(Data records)
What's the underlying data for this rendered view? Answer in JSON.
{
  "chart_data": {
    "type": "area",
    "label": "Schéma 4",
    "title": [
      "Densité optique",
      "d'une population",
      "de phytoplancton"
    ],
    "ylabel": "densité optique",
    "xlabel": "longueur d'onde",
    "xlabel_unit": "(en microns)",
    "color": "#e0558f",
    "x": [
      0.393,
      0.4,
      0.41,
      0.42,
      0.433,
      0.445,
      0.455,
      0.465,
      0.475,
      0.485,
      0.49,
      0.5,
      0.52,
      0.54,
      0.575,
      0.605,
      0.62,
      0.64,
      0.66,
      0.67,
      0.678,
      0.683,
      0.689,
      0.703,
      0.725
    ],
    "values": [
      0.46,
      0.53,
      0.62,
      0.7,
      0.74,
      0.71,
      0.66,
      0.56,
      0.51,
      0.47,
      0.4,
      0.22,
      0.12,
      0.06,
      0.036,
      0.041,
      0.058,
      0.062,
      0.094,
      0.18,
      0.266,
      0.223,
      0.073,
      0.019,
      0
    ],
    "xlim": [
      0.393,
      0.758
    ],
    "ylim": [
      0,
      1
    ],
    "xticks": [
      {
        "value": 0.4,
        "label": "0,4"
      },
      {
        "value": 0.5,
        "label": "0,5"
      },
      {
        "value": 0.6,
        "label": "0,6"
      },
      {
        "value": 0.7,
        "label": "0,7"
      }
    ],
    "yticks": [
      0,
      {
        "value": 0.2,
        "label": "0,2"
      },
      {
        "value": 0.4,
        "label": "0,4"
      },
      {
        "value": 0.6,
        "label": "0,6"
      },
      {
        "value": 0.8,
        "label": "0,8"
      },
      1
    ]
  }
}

#### What the exercise asks
The records above are to be repeated exactly, in their entirety.

#### Exercise response
What's the underlying data for this rendered view? Answer in JSON.
{
  "chart_data": {
    "type": "area",
    "label": "Schéma 4",
    "title": [
      "Densité optique",
      "d'une population",
      "de phytoplancton"
    ],
    "ylabel": "densité optique",
    "xlabel": "longueur d'onde",
    "xlabel_unit": "(en microns)",
    "color": "#e0558f",
    "x": [
      0.393,
      0.4,
      0.41,
      0.42,
      0.433,
      0.445,
      0.455,
      0.465,
      0.475,
      0.485,
      0.49,
      0.5,
      0.52,
      0.54,
      0.575,
      0.605,
      0.62,
      0.64,
      0.66,
      0.67,
      0.678,
      0.683,
      0.689,
      0.703,
      0.725
    ],
    "values": [
      0.46,
      0.53,
      0.62,
      0.7,
      0.74,
      0.71,
      0.66,
      0.56,
      0.51,
      0.47,
      0.4,
      0.22,
      0.12,
      0.06,
      0.036,
      0.041,
      0.058,
      0.062,
      0.094,
      0.18,
      0.266,
      0.223,
      0.073,
      0.019,
      0
    ],
    "xlim": [
      0.393,
      0.758
    ],
    "ylim": [
      0,
      1
    ],
    "xticks": [
      {
        "value": 0.4,
        "label": "0,4"
      },
      {
        "value": 0.5,
        "label": "0,5"
      },
      {
        "value": 0.6,
        "label": "0,6"
      },
      {
        "value": 0.7,
        "label": "0,7"
      }
    ],
    "yticks": [
      0,
      {
        "value": 0.2,
        "label": "0,2"
      },
      {
        "value": 0.4,
        "label": "0,4"
      },
      {
        "value": 0.6,
        "label": "0,6"
      },
      {
        "value": 0.8,
        "label": "0,8"
      },
      1
    ]
  }
}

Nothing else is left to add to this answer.